■ WHAT TO PRODUCE: Select and copy out every line in the records containing "丙被录用了".

■ Dataset excerpt:
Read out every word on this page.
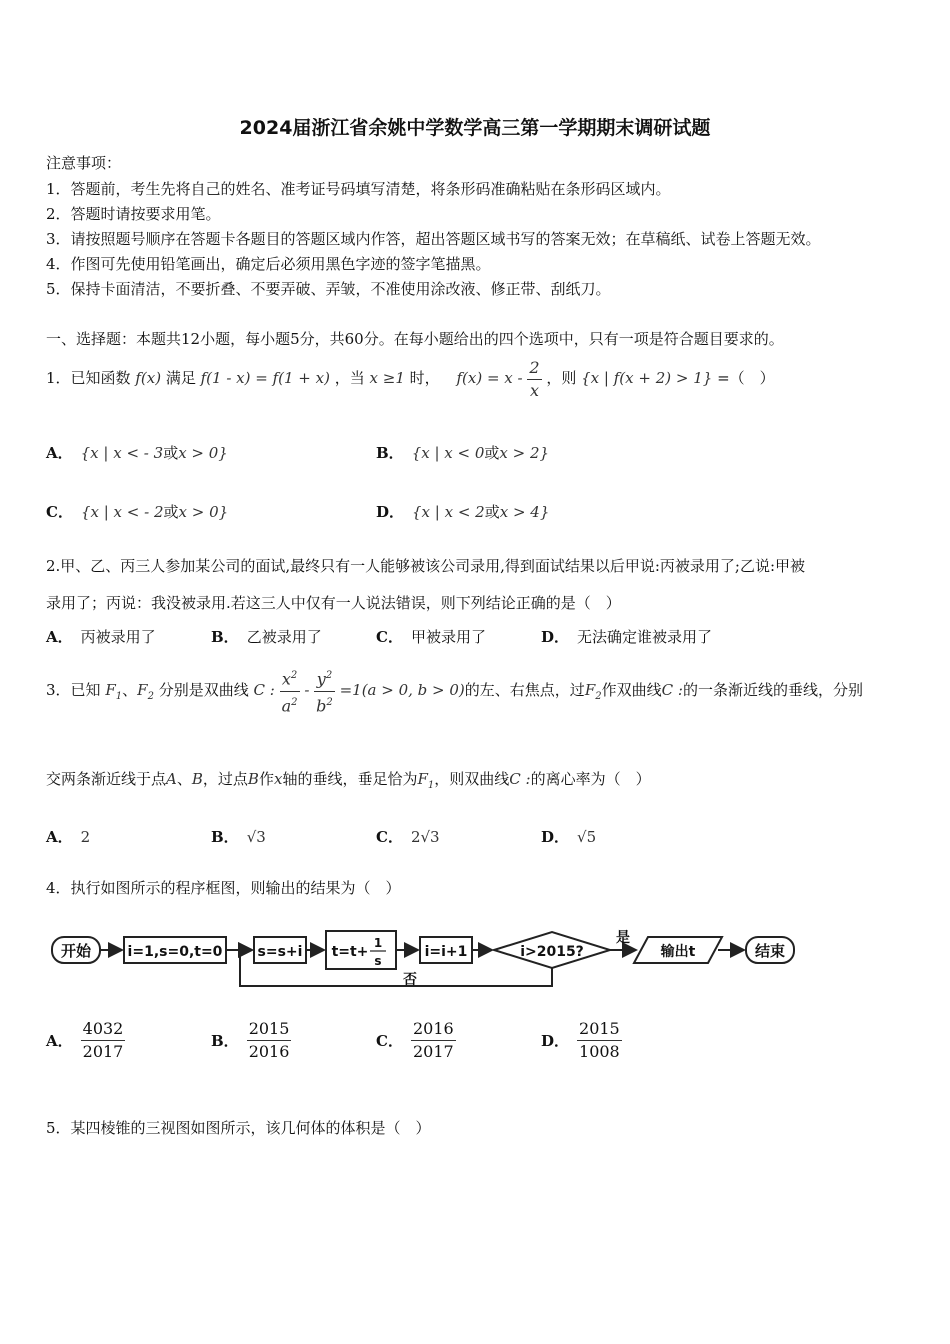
2024届浙江省余姚中学数学高三第一学期期末调研试题
注意事项：
1．答题前，考生先将自己的姓名、准考证号码填写清楚，将条形码准确粘贴在条形码区域内。
2．答题时请按要求用笔。
3．请按照题号顺序在答题卡各题目的答题区域内作答，超出答题区域书写的答案无效；在草稿纸、试卷上答题无效。
4．作图可先使用铅笔画出，确定后必须用黑色字迹的签字笔描黑。
5．保持卡面清洁，不要折叠、不要弄破、弄皱，不准使用涂改液、修正带、刮纸刀。
一、选择题：本题共12小题，每小题5分，共60分。在每小题给出的四个选项中，只有一项是符合题目要求的。
1．已知函数 f(x) 满足 f(1 - x) = f(1 + x) ，当 x ≥1 时， $f(x) = x - \frac{2}{x}$ ，则 {x | f(x + 2) > 1} =（　）
A． {x | x < - 3或x > 0}	B． {x | x < 0或x > 2}
C． {x | x < - 2或x > 0}	D． {x | x < 2或x > 4}
2.甲、乙、丙三人参加某公司的面试,最终只有一人能够被该公司录用,得到面试结果以后甲说:丙被录用了;乙说:甲被
录用了；丙说：我没被录用.若这三人中仅有一人说法错误，则下列结论正确的是（　）
A． 丙被录用了	B． 乙被录用了	C． 甲被录用了	D． 无法确定谁被录用了
3．已知 $F_1$、$F_2$ 分别是双曲线 C : $\frac{x^2}{a^2} - \frac{y^2}{b^2} =1(a > 0$, b > 0)的左、右焦点，过$F_2$作双曲线C :的一条渐近线的垂线，分别
交两条渐近线于点A、B，过点B作x轴的垂线，垂足恰为$F_1$，则双曲线C :的离心率为（　）
A． 2	B． √3	C． 2√3	D． √5
4．执行如图所示的程序框图，则输出的结果为（　）
开始	i=1,s=0,t=0	s=s+i t=t+
1
s
i=i+1	i>2015?
是
否
输出t	结束
A． $\frac{4032}{2017}$	B． $\frac{2015}{2016}$	C． $\frac{2016}{2017}$	D． $\frac{2015}{1008}$
5．某四棱锥的三视图如图所示，该几何体的体积是（　）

■ WRITTEN SOLUTION:
2.甲、乙、丙三人参加某公司的面试,最终只有一人能够被该公司录用,得到面试结果以后甲说:丙被录用了;乙说:甲被
A． 丙被录用了	B． 乙被录用了	C． 甲被录用了	D． 无法确定谁被录用了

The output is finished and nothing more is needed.